What to produce: Set out every line bearing the string "content".

[Lines of data]
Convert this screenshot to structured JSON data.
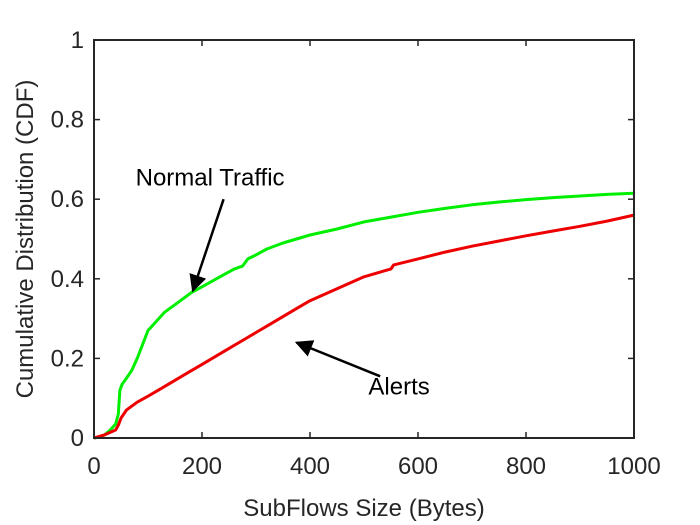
{
  "chart_data": {
    "type": "line",
    "title": "",
    "xlabel": "SubFlows Size (Bytes)",
    "ylabel": "Cumulative Distribution (CDF)",
    "xlim": [
      0,
      1000
    ],
    "ylim": [
      0,
      1
    ],
    "xticks": [
      0,
      200,
      400,
      600,
      800,
      1000
    ],
    "xtick_labels": [
      "0",
      "200",
      "400",
      "600",
      "800",
      "1000"
    ],
    "yticks": [
      0,
      0.2,
      0.4,
      0.6,
      0.8,
      1
    ],
    "ytick_labels": [
      "0",
      "0.2",
      "0.4",
      "0.6",
      "0.8",
      "1"
    ],
    "grid": false,
    "series": [
      {
        "color": "#00ee00",
        "x": [
          0,
          10,
          20,
          30,
          40,
          45,
          48,
          52,
          60,
          70,
          80,
          90,
          100,
          110,
          120,
          130,
          140,
          150,
          160,
          170,
          180,
          200,
          220,
          240,
          260,
          275,
          285,
          300,
          320,
          350,
          400,
          450,
          500,
          550,
          600,
          650,
          700,
          750,
          800,
          850,
          900,
          950,
          1000
        ],
        "y": [
          0,
          0.002,
          0.008,
          0.02,
          0.035,
          0.06,
          0.12,
          0.135,
          0.15,
          0.17,
          0.2,
          0.235,
          0.27,
          0.285,
          0.3,
          0.315,
          0.325,
          0.335,
          0.345,
          0.355,
          0.365,
          0.38,
          0.395,
          0.41,
          0.425,
          0.432,
          0.45,
          0.46,
          0.475,
          0.49,
          0.51,
          0.525,
          0.543,
          0.555,
          0.567,
          0.577,
          0.586,
          0.593,
          0.599,
          0.604,
          0.608,
          0.612,
          0.615
        ]
      },
      {
        "color": "#ee0000",
        "x": [
          0,
          20,
          40,
          45,
          50,
          60,
          80,
          100,
          125,
          150,
          175,
          200,
          225,
          250,
          275,
          300,
          325,
          350,
          375,
          400,
          450,
          500,
          550,
          555,
          600,
          650,
          700,
          750,
          800,
          850,
          900,
          950,
          1000
        ],
        "y": [
          0,
          0.008,
          0.02,
          0.032,
          0.05,
          0.07,
          0.09,
          0.105,
          0.125,
          0.145,
          0.165,
          0.185,
          0.205,
          0.225,
          0.245,
          0.265,
          0.285,
          0.305,
          0.325,
          0.345,
          0.375,
          0.405,
          0.425,
          0.435,
          0.45,
          0.467,
          0.482,
          0.495,
          0.508,
          0.52,
          0.532,
          0.545,
          0.56
        ]
      }
    ],
    "annotations": [
      {
        "text": "Normal Traffic",
        "x": 215,
        "y": 0.655,
        "arrow_from": [
          240,
          0.6
        ],
        "arrow_to": [
          183,
          0.37
        ]
      },
      {
        "text": "Alerts",
        "x": 565,
        "y": 0.13,
        "arrow_from": [
          530,
          0.155
        ],
        "arrow_to": [
          375,
          0.24
        ]
      }
    ]
  }
}
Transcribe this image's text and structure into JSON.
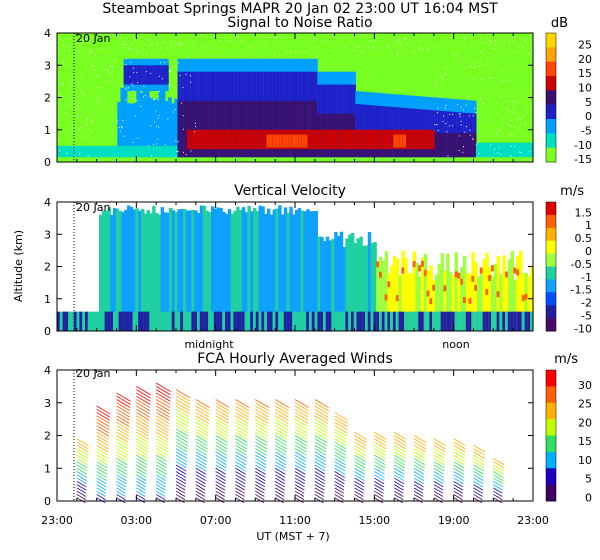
{
  "header": {
    "title_line": "Steamboat Springs  MAPR 20 Jan 02  23:00 UT  16:04  MST"
  },
  "chart_data": [
    {
      "type": "heatmap",
      "title": "Signal to Noise Ratio",
      "unit": "dB",
      "ylabel": "",
      "date_label": "20 Jan",
      "y_ticks": [
        "0",
        "1",
        "2",
        "3",
        "4"
      ],
      "ylim": [
        0,
        4
      ],
      "colorbar": {
        "labels": [
          "25",
          "20",
          "15",
          "10",
          "5",
          "0",
          "-5",
          "-10",
          "-15"
        ],
        "colors": [
          "#ffd600",
          "#ffa500",
          "#ff4500",
          "#cc0000",
          "#3a1070",
          "#2020c8",
          "#00a0ff",
          "#00e0c0",
          "#80ff20"
        ]
      }
    },
    {
      "type": "heatmap",
      "title": "Vertical Velocity",
      "unit": "m/s",
      "ylabel": "Altitude (km)",
      "date_label": "20 Jan",
      "y_ticks": [
        "0",
        "1",
        "2",
        "3",
        "4"
      ],
      "ylim": [
        0,
        4
      ],
      "annotations": [
        "midnight",
        "noon"
      ],
      "colorbar": {
        "labels": [
          "1.5",
          "1",
          "0.5",
          "0",
          "-0.5",
          "-1",
          "-1.5",
          "-2",
          "-5",
          "-10"
        ],
        "colors": [
          "#e00000",
          "#ff6000",
          "#ffb000",
          "#ffff00",
          "#a0ff40",
          "#20d0a0",
          "#10a0ff",
          "#0050ff",
          "#2020a0",
          "#4a0a6a"
        ]
      }
    },
    {
      "type": "scatter",
      "title": "FCA Hourly Averaged Winds",
      "unit": "m/s",
      "ylabel": "",
      "date_label": "20 Jan",
      "y_ticks": [
        "0",
        "1",
        "2",
        "3",
        "4"
      ],
      "ylim": [
        0,
        4
      ],
      "xlabel": "UT  (MST + 7)",
      "x_ticks": [
        "23:00",
        "03:00",
        "07:00",
        "11:00",
        "15:00",
        "19:00",
        "23:00"
      ],
      "xlim_hours": [
        0,
        24
      ],
      "colorbar": {
        "labels": [
          "30",
          "25",
          "20",
          "15",
          "10",
          "5",
          "0"
        ],
        "colors": [
          "#ff0000",
          "#ff6000",
          "#ffb000",
          "#c0ff00",
          "#30e060",
          "#00b0ff",
          "#2000c0",
          "#400060"
        ]
      },
      "profiles": [
        {
          "hour": 1.0,
          "top_km": 2.0
        },
        {
          "hour": 2.0,
          "top_km": 3.0
        },
        {
          "hour": 3.0,
          "top_km": 3.4
        },
        {
          "hour": 4.0,
          "top_km": 3.6
        },
        {
          "hour": 5.0,
          "top_km": 3.7
        },
        {
          "hour": 6.0,
          "top_km": 3.5
        },
        {
          "hour": 7.0,
          "top_km": 3.2
        },
        {
          "hour": 8.0,
          "top_km": 3.2
        },
        {
          "hour": 9.0,
          "top_km": 3.2
        },
        {
          "hour": 10.0,
          "top_km": 3.2
        },
        {
          "hour": 11.0,
          "top_km": 3.2
        },
        {
          "hour": 12.0,
          "top_km": 3.2
        },
        {
          "hour": 13.0,
          "top_km": 3.2
        },
        {
          "hour": 14.0,
          "top_km": 2.8
        },
        {
          "hour": 15.0,
          "top_km": 2.2
        },
        {
          "hour": 16.0,
          "top_km": 2.2
        },
        {
          "hour": 17.0,
          "top_km": 2.2
        },
        {
          "hour": 18.0,
          "top_km": 2.1
        },
        {
          "hour": 19.0,
          "top_km": 2.0
        },
        {
          "hour": 20.0,
          "top_km": 2.0
        },
        {
          "hour": 21.0,
          "top_km": 1.8
        },
        {
          "hour": 22.0,
          "top_km": 1.4
        }
      ]
    }
  ]
}
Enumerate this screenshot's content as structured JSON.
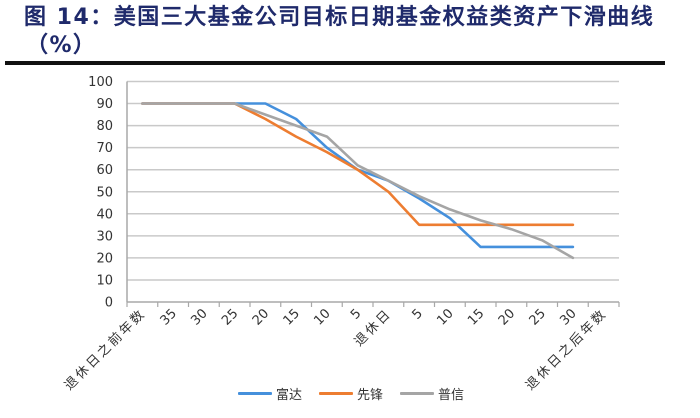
{
  "title": {
    "line1": "图 14：美国三大基金公司目标日期基金权益类资产下滑曲线",
    "line2": "（%）"
  },
  "legend": [
    {
      "label": "富达",
      "color": "#4590dc"
    },
    {
      "label": "先锋",
      "color": "#ed7d31"
    },
    {
      "label": "普信",
      "color": "#a5a5a5"
    }
  ],
  "chart_data": {
    "type": "line",
    "title": "图 14：美国三大基金公司目标日期基金权益类资产下滑曲线（%）",
    "xlabel": "",
    "ylabel": "",
    "categories": [
      "退休日之前年数",
      "35",
      "30",
      "25",
      "20",
      "15",
      "10",
      "5",
      "退休日",
      "5",
      "10",
      "15",
      "20",
      "25",
      "30",
      "退休日之后年数"
    ],
    "series": [
      {
        "name": "富达",
        "color": "#4590dc",
        "values": [
          90,
          90,
          90,
          90,
          90,
          83,
          70,
          60,
          55,
          47,
          38,
          25,
          25,
          25,
          25,
          null
        ]
      },
      {
        "name": "先锋",
        "color": "#ed7d31",
        "values": [
          90,
          90,
          90,
          90,
          83,
          75,
          68,
          60,
          50,
          35,
          35,
          35,
          35,
          35,
          35,
          null
        ]
      },
      {
        "name": "普信",
        "color": "#a5a5a5",
        "values": [
          90,
          90,
          90,
          90,
          85,
          80,
          75,
          62,
          55,
          48,
          42,
          37,
          33,
          28,
          20,
          null
        ]
      }
    ],
    "ylim": [
      0,
      100
    ],
    "yticks": [
      0,
      10,
      20,
      30,
      40,
      50,
      60,
      70,
      80,
      90,
      100
    ],
    "grid": true,
    "grid_color": "#c9c9c9",
    "axis_color": "#a8a8a8",
    "legend_position": "bottom"
  }
}
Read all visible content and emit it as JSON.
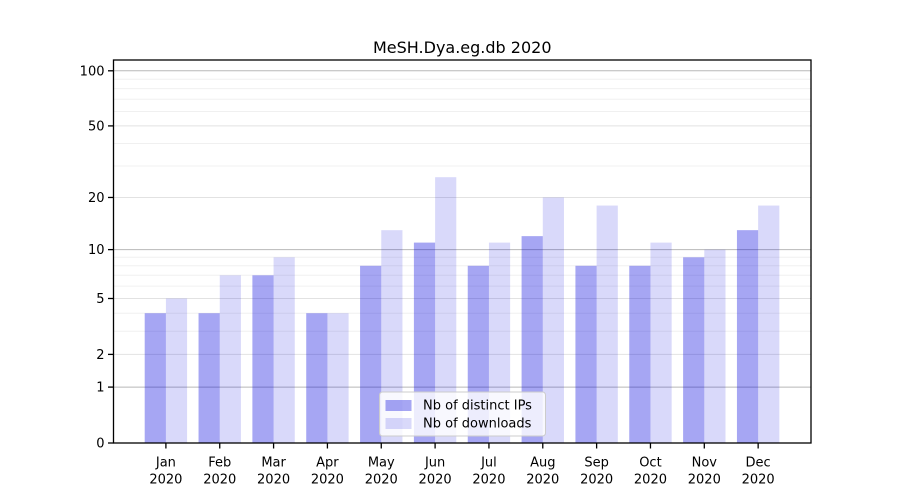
{
  "page": {
    "background": "#ffffff"
  },
  "chart_data": {
    "type": "bar",
    "title": "MeSH.Dya.eg.db 2020",
    "categories": [
      "Jan",
      "Feb",
      "Mar",
      "Apr",
      "May",
      "Jun",
      "Jul",
      "Aug",
      "Sep",
      "Oct",
      "Nov",
      "Dec"
    ],
    "category_year": "2020",
    "series": [
      {
        "name": "Nb of distinct IPs",
        "color": "rgba(0,0,220,0.35)",
        "values": [
          4,
          4,
          7,
          4,
          8,
          11,
          8,
          12,
          8,
          8,
          9,
          13
        ]
      },
      {
        "name": "Nb of downloads",
        "color": "rgba(0,0,220,0.15)",
        "values": [
          5,
          7,
          9,
          4,
          13,
          26,
          11,
          20,
          18,
          11,
          10,
          18
        ]
      }
    ],
    "y_axis": {
      "scale": "log10(value+1)",
      "tick_values": [
        0,
        1,
        2,
        5,
        10,
        20,
        50,
        100
      ],
      "range": [
        0,
        100
      ]
    },
    "x_axis": {
      "label_line2": "2020"
    },
    "grid": {
      "decade_values": [
        1,
        10,
        100
      ],
      "mid_values": [
        2,
        5,
        20,
        50
      ],
      "minor_values": [
        3,
        4,
        6,
        7,
        8,
        9,
        30,
        40,
        60,
        70,
        80,
        90
      ],
      "decade_color": "#b8b8b8",
      "mid_color": "#e2e2e2",
      "minor_color": "#f0f0f0"
    },
    "legend": {
      "entries": [
        "Nb of distinct IPs",
        "Nb of downloads"
      ],
      "position": "lower-center",
      "background": "rgba(255,255,255,0.8)",
      "border_color": "#cccccc"
    },
    "axis_color": "#000000",
    "text_color": "#000000"
  }
}
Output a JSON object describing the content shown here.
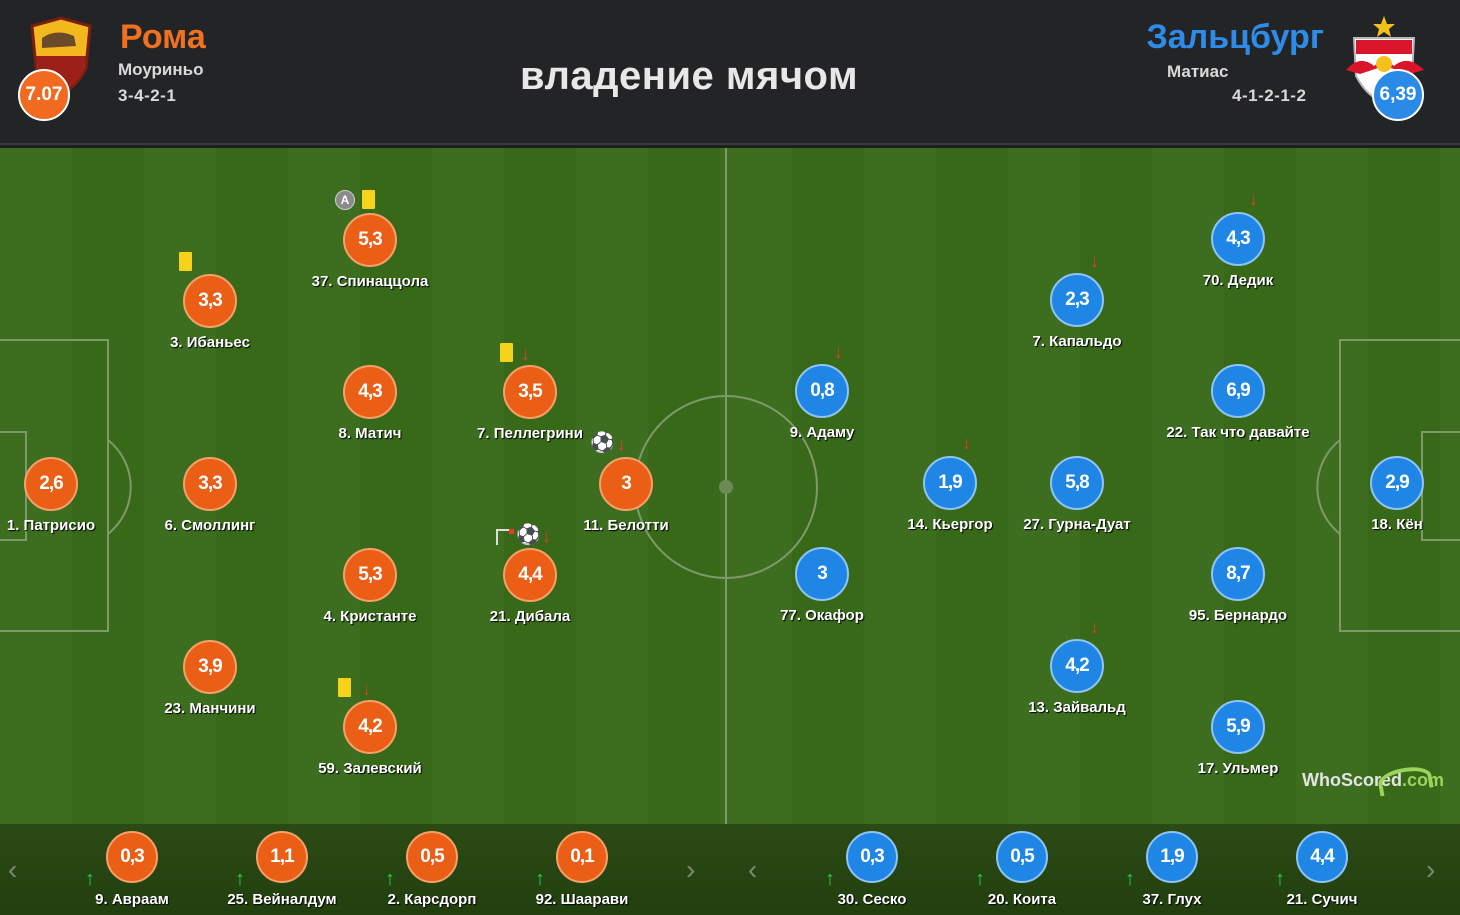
{
  "header": {
    "title": "владение мячом",
    "home": {
      "name": "Рома",
      "coach": "Моуриньо",
      "formation": "3-4-2-1",
      "rating": "7.07",
      "color": "#f07120"
    },
    "away": {
      "name": "Зальцбург",
      "coach": "Матиас",
      "formation": "4-1-2-1-2",
      "rating": "6,39",
      "color": "#2e8be8"
    }
  },
  "home_players": [
    {
      "rating": "2,6",
      "name": "1. Патрисио"
    },
    {
      "rating": "3,3",
      "name": "3. Ибаньес"
    },
    {
      "rating": "3,3",
      "name": "6. Смоллинг"
    },
    {
      "rating": "3,9",
      "name": "23. Манчини"
    },
    {
      "rating": "5,3",
      "name": "37. Спинаццола"
    },
    {
      "rating": "4,3",
      "name": "8. Матич"
    },
    {
      "rating": "5,3",
      "name": "4. Кристанте"
    },
    {
      "rating": "4,2",
      "name": "59. Залевский"
    },
    {
      "rating": "3,5",
      "name": "7. Пеллегрини"
    },
    {
      "rating": "4,4",
      "name": "21. Дибала"
    },
    {
      "rating": "3",
      "name": "11. Белотти"
    }
  ],
  "away_players": [
    {
      "rating": "2,9",
      "name": "18. Кён"
    },
    {
      "rating": "4,3",
      "name": "70. Дедик"
    },
    {
      "rating": "6,9",
      "name": "22. Так что давайте"
    },
    {
      "rating": "8,7",
      "name": "95. Бернардо"
    },
    {
      "rating": "5,9",
      "name": "17. Ульмер"
    },
    {
      "rating": "2,3",
      "name": "7. Капальдо"
    },
    {
      "rating": "5,8",
      "name": "27. Гурна-Дуат"
    },
    {
      "rating": "4,2",
      "name": "13. Зайвальд"
    },
    {
      "rating": "1,9",
      "name": "14. Кьергор"
    },
    {
      "rating": "0,8",
      "name": "9. Адаму"
    },
    {
      "rating": "3",
      "name": "77. Окафор"
    }
  ],
  "home_subs": [
    {
      "rating": "0,3",
      "name": "9. Авраам"
    },
    {
      "rating": "1,1",
      "name": "25. Вейналдум"
    },
    {
      "rating": "0,5",
      "name": "2. Карсдорп"
    },
    {
      "rating": "0,1",
      "name": "92. Шаарави"
    }
  ],
  "away_subs": [
    {
      "rating": "0,3",
      "name": "30. Сеско"
    },
    {
      "rating": "0,5",
      "name": "20. Коита"
    },
    {
      "rating": "1,9",
      "name": "37. Глух"
    },
    {
      "rating": "4,4",
      "name": "21. Сучич"
    }
  ],
  "icons": {
    "captain_label": "A",
    "logo_text_1": "WhoScored",
    "logo_text_2": ".com"
  }
}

Task output:
Enumerate this screenshot's content as structured JSON.
Read all visible content and emit it as JSON.
Output a JSON object describing the content shown here.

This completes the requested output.